The task:
Identify all lines in the data containing the string "Week". Copy them out.

Lines of data:
— Begin —

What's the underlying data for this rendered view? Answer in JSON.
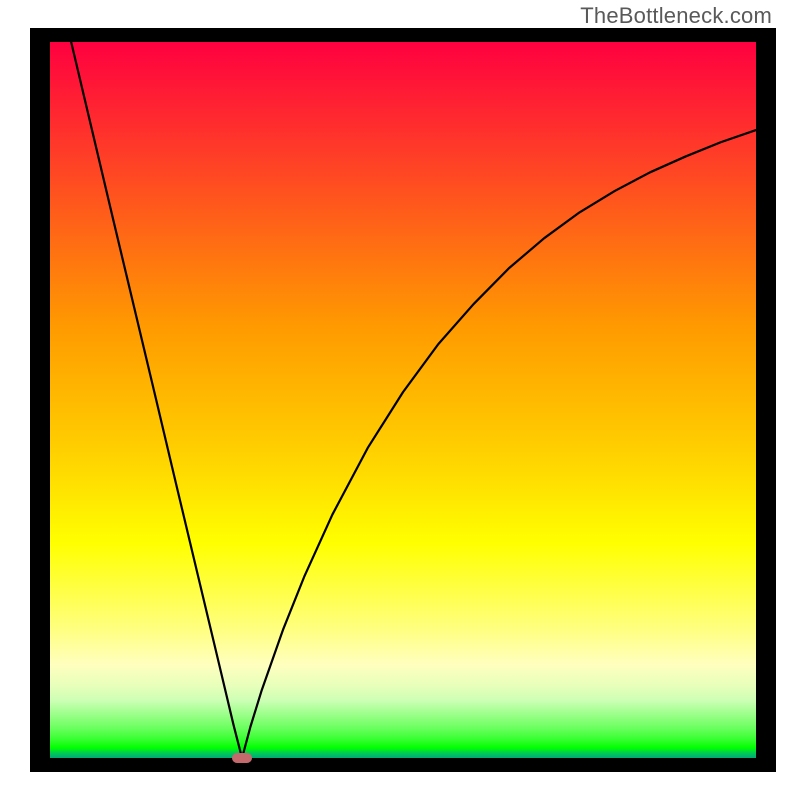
{
  "watermark": "TheBottleneck.com",
  "chart_data": {
    "type": "line",
    "title": "",
    "xlabel": "",
    "ylabel": "",
    "xlim": [
      0,
      100
    ],
    "ylim": [
      0,
      100
    ],
    "grid": false,
    "gradient_stops": [
      {
        "pct": 0,
        "color": "#ff0040"
      },
      {
        "pct": 40,
        "color": "#ff9b00"
      },
      {
        "pct": 70,
        "color": "#ffff00"
      },
      {
        "pct": 92,
        "color": "#ccffb4"
      },
      {
        "pct": 100,
        "color": "#00a878"
      }
    ],
    "minimum_marker": {
      "x": 27.2,
      "y": 0,
      "color": "#c56a6c"
    },
    "series": [
      {
        "name": "bottleneck-curve",
        "points": [
          {
            "x": 3.0,
            "y": 100.0
          },
          {
            "x": 6.0,
            "y": 87.5
          },
          {
            "x": 9.0,
            "y": 75.0
          },
          {
            "x": 12.0,
            "y": 62.6
          },
          {
            "x": 15.0,
            "y": 50.2
          },
          {
            "x": 18.0,
            "y": 37.7
          },
          {
            "x": 21.0,
            "y": 25.3
          },
          {
            "x": 24.0,
            "y": 12.9
          },
          {
            "x": 26.0,
            "y": 4.6
          },
          {
            "x": 27.2,
            "y": 0.0
          },
          {
            "x": 28.4,
            "y": 4.4
          },
          {
            "x": 30.0,
            "y": 9.5
          },
          {
            "x": 33.0,
            "y": 17.9
          },
          {
            "x": 36.0,
            "y": 25.3
          },
          {
            "x": 40.0,
            "y": 34.0
          },
          {
            "x": 45.0,
            "y": 43.3
          },
          {
            "x": 50.0,
            "y": 51.1
          },
          {
            "x": 55.0,
            "y": 57.8
          },
          {
            "x": 60.0,
            "y": 63.4
          },
          {
            "x": 65.0,
            "y": 68.4
          },
          {
            "x": 70.0,
            "y": 72.6
          },
          {
            "x": 75.0,
            "y": 76.2
          },
          {
            "x": 80.0,
            "y": 79.2
          },
          {
            "x": 85.0,
            "y": 81.8
          },
          {
            "x": 90.0,
            "y": 84.0
          },
          {
            "x": 95.0,
            "y": 86.0
          },
          {
            "x": 100.0,
            "y": 87.7
          }
        ]
      }
    ]
  }
}
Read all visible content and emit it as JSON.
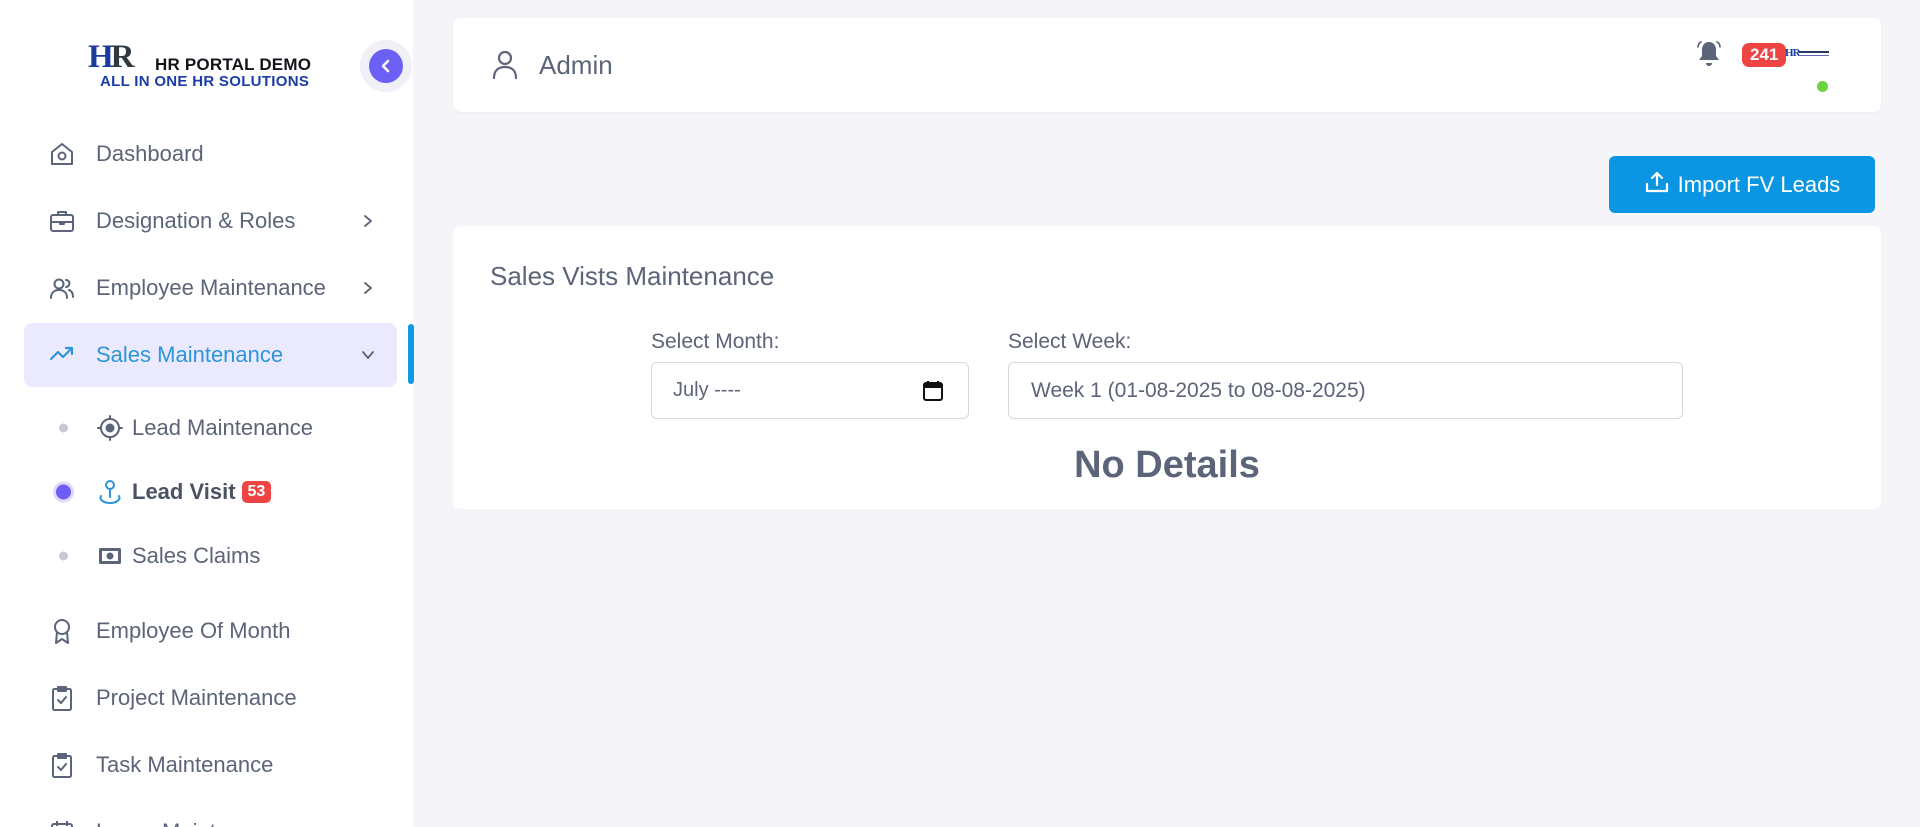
{
  "brand": {
    "mark_h": "H",
    "mark_r": "R",
    "title": "HR PORTAL DEMO",
    "subtitle": "ALL IN ONE HR SOLUTIONS"
  },
  "sidebar": {
    "items": [
      {
        "label": "Dashboard",
        "icon": "home-icon"
      },
      {
        "label": "Designation & Roles",
        "icon": "briefcase-icon"
      },
      {
        "label": "Employee Maintenance",
        "icon": "users-icon"
      },
      {
        "label": "Sales Maintenance",
        "icon": "trending-up-icon"
      },
      {
        "label": "Employee Of Month",
        "icon": "award-icon"
      },
      {
        "label": "Project Maintenance",
        "icon": "clipboard-check-icon"
      },
      {
        "label": "Task Maintenance",
        "icon": "clipboard-check-icon"
      },
      {
        "label": "Leave Maintenance",
        "icon": "calendar-icon"
      }
    ],
    "sub_items": [
      {
        "label": "Lead Maintenance",
        "icon": "crosshair-icon"
      },
      {
        "label": "Lead Visit",
        "icon": "map-pin-icon",
        "badge": "53"
      },
      {
        "label": "Sales Claims",
        "icon": "cash-icon"
      }
    ]
  },
  "header": {
    "user_name": "Admin",
    "notification_count": "241"
  },
  "toolbar": {
    "import_label": "Import FV Leads"
  },
  "main": {
    "title": "Sales Vists Maintenance",
    "month_label": "Select Month:",
    "month_value": "July ----",
    "week_label": "Select Week:",
    "week_value": "Week 1 (01-08-2025 to 08-08-2025)",
    "empty_text": "No Details"
  },
  "colors": {
    "accent": "#6c5ff5",
    "primary_button": "#0b96e3",
    "badge": "#ef4444",
    "active_text": "#2d95d8",
    "online": "#6ad33e"
  }
}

— End —

Solution:
    "week_label": "Select Week:",
    "week_value": "Week 1 (01-08-2025 to 08-08-2025)",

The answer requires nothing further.